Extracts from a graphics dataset
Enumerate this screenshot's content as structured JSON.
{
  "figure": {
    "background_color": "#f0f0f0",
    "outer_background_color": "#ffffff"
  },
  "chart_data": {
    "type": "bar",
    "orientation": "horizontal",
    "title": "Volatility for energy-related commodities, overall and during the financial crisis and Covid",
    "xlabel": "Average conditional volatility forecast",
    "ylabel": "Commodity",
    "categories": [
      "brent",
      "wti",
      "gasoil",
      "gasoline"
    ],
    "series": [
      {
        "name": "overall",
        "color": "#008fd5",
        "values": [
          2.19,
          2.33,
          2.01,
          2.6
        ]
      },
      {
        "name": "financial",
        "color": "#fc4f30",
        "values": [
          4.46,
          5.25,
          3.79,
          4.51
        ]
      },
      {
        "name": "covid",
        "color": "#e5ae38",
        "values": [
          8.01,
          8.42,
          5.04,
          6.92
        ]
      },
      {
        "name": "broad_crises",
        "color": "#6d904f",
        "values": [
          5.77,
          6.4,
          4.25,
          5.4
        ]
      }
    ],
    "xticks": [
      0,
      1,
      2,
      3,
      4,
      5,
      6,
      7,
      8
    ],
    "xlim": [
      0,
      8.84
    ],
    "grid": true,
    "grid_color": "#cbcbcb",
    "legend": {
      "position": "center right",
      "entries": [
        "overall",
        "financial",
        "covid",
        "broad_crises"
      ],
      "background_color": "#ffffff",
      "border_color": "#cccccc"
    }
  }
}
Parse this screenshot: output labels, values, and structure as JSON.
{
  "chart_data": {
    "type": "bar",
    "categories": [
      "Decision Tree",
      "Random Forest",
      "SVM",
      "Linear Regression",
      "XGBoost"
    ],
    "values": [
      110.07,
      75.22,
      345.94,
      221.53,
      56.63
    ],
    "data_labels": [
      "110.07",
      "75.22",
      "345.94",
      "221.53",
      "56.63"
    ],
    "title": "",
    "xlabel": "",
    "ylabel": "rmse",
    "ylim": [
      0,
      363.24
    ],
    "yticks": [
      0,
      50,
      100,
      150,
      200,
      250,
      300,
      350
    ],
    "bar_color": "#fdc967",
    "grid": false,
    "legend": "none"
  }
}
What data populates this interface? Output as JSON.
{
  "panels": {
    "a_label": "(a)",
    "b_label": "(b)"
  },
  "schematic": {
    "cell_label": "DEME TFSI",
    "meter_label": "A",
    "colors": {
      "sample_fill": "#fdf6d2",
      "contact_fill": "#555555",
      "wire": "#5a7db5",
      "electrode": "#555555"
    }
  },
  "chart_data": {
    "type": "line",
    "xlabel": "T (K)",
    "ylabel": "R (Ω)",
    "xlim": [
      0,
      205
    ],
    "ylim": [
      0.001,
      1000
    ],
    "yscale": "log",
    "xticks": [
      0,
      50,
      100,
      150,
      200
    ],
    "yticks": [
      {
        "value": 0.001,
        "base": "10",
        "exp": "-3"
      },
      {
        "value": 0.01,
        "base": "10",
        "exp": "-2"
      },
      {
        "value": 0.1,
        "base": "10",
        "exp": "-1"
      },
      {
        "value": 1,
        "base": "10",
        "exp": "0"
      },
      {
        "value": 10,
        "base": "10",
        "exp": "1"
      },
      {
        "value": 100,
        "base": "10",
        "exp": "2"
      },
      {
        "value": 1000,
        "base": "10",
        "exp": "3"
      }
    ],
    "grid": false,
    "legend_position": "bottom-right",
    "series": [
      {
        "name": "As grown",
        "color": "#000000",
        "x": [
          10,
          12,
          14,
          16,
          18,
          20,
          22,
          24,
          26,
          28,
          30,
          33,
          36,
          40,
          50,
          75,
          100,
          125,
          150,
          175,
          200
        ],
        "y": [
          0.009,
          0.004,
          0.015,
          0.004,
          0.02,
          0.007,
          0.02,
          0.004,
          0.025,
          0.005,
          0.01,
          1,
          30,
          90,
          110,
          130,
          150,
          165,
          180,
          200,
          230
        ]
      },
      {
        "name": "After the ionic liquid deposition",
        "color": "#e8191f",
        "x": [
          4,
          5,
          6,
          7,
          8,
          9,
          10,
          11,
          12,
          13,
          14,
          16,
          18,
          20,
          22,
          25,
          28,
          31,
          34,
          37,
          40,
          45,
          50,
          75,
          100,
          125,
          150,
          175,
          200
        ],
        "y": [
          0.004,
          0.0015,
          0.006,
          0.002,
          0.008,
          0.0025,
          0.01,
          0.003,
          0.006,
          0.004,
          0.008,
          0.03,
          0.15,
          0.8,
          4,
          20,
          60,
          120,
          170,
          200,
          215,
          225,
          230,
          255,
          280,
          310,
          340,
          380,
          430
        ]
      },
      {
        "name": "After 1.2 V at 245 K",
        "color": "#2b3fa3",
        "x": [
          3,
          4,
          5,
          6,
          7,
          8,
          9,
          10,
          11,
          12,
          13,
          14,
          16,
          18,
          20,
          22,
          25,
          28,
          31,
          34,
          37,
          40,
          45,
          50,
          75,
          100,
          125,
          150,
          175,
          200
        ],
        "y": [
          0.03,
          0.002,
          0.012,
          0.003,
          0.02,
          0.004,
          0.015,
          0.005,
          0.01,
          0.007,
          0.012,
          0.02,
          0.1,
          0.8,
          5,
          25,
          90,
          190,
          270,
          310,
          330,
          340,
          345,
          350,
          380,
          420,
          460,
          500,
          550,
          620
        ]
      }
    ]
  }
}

## [Directions]
Show the data once more, exactly as it was written.

## [Problem solution]
Enumerate this screenshot's content as structured JSON.
{
  "figure": {
    "background_color": "#f0f0f0",
    "outer_background_color": "#ffffff"
  },
  "chart_data": {
    "type": "bar",
    "orientation": "horizontal",
    "title": "Volatility for energy-related commodities, overall and during the financial crisis and Covid",
    "xlabel": "Average conditional volatility forecast",
    "ylabel": "Commodity",
    "categories": [
      "brent",
      "wti",
      "gasoil",
      "gasoline"
    ],
    "series": [
      {
        "name": "overall",
        "color": "#008fd5",
        "values": [
          2.19,
          2.33,
          2.01,
          2.6
        ]
      },
      {
        "name": "financial",
        "color": "#fc4f30",
        "values": [
          4.46,
          5.25,
          3.79,
          4.51
        ]
      },
      {
        "name": "covid",
        "color": "#e5ae38",
        "values": [
          8.01,
          8.42,
          5.04,
          6.92
        ]
      },
      {
        "name": "broad_crises",
        "color": "#6d904f",
        "values": [
          5.77,
          6.4,
          4.25,
          5.4
        ]
      }
    ],
    "xticks": [
      0,
      1,
      2,
      3,
      4,
      5,
      6,
      7,
      8
    ],
    "xlim": [
      0,
      8.84
    ],
    "grid": true,
    "grid_color": "#cbcbcb",
    "legend": {
      "position": "center right",
      "entries": [
        "overall",
        "financial",
        "covid",
        "broad_crises"
      ],
      "background_color": "#ffffff",
      "border_color": "#cccccc"
    }
  }
}
Parse this screenshot: output labels, values, and structure as JSON.
{
  "chart_data": {
    "type": "bar",
    "categories": [
      "Decision Tree",
      "Random Forest",
      "SVM",
      "Linear Regression",
      "XGBoost"
    ],
    "values": [
      110.07,
      75.22,
      345.94,
      221.53,
      56.63
    ],
    "data_labels": [
      "110.07",
      "75.22",
      "345.94",
      "221.53",
      "56.63"
    ],
    "title": "",
    "xlabel": "",
    "ylabel": "rmse",
    "ylim": [
      0,
      363.24
    ],
    "yticks": [
      0,
      50,
      100,
      150,
      200,
      250,
      300,
      350
    ],
    "bar_color": "#fdc967",
    "grid": false,
    "legend": "none"
  }
}
What data populates this interface? Output as JSON.
{
  "panels": {
    "a_label": "(a)",
    "b_label": "(b)"
  },
  "schematic": {
    "cell_label": "DEME TFSI",
    "meter_label": "A",
    "colors": {
      "sample_fill": "#fdf6d2",
      "contact_fill": "#555555",
      "wire": "#5a7db5",
      "electrode": "#555555"
    }
  },
  "chart_data": {
    "type": "line",
    "xlabel": "T (K)",
    "ylabel": "R (Ω)",
    "xlim": [
      0,
      205
    ],
    "ylim": [
      0.001,
      1000
    ],
    "yscale": "log",
    "xticks": [
      0,
      50,
      100,
      150,
      200
    ],
    "yticks": [
      {
        "value": 0.001,
        "base": "10",
        "exp": "-3"
      },
      {
        "value": 0.01,
        "base": "10",
        "exp": "-2"
      },
      {
        "value": 0.1,
        "base": "10",
        "exp": "-1"
      },
      {
        "value": 1,
        "base": "10",
        "exp": "0"
      },
      {
        "value": 10,
        "base": "10",
        "exp": "1"
      },
      {
        "value": 100,
        "base": "10",
        "exp": "2"
      },
      {
        "value": 1000,
        "base": "10",
        "exp": "3"
      }
    ],
    "grid": false,
    "legend_position": "bottom-right",
    "series": [
      {
        "name": "As grown",
        "color": "#000000",
        "x": [
          10,
          12,
          14,
          16,
          18,
          20,
          22,
          24,
          26,
          28,
          30,
          33,
          36,
          40,
          50,
          75,
          100,
          125,
          150,
          175,
          200
        ],
        "y": [
          0.009,
          0.004,
          0.015,
          0.004,
          0.02,
          0.007,
          0.02,
          0.004,
          0.025,
          0.005,
          0.01,
          1,
          30,
          90,
          110,
          130,
          150,
          165,
          180,
          200,
          230
        ]
      },
      {
        "name": "After the ionic liquid deposition",
        "color": "#e8191f",
        "x": [
          4,
          5,
          6,
          7,
          8,
          9,
          10,
          11,
          12,
          13,
          14,
          16,
          18,
          20,
          22,
          25,
          28,
          31,
          34,
          37,
          40,
          45,
          50,
          75,
          100,
          125,
          150,
          175,
          200
        ],
        "y": [
          0.004,
          0.0015,
          0.006,
          0.002,
          0.008,
          0.0025,
          0.01,
          0.003,
          0.006,
          0.004,
          0.008,
          0.03,
          0.15,
          0.8,
          4,
          20,
          60,
          120,
          170,
          200,
          215,
          225,
          230,
          255,
          280,
          310,
          340,
          380,
          430
        ]
      },
      {
        "name": "After 1.2 V at 245 K",
        "color": "#2b3fa3",
        "x": [
          3,
          4,
          5,
          6,
          7,
          8,
          9,
          10,
          11,
          12,
          13,
          14,
          16,
          18,
          20,
          22,
          25,
          28,
          31,
          34,
          37,
          40,
          45,
          50,
          75,
          100,
          125,
          150,
          175,
          200
        ],
        "y": [
          0.03,
          0.002,
          0.012,
          0.003,
          0.02,
          0.004,
          0.015,
          0.005,
          0.01,
          0.007,
          0.012,
          0.02,
          0.1,
          0.8,
          5,
          25,
          90,
          190,
          270,
          310,
          330,
          340,
          345,
          350,
          380,
          420,
          460,
          500,
          550,
          620
        ]
      }
    ]
  }
}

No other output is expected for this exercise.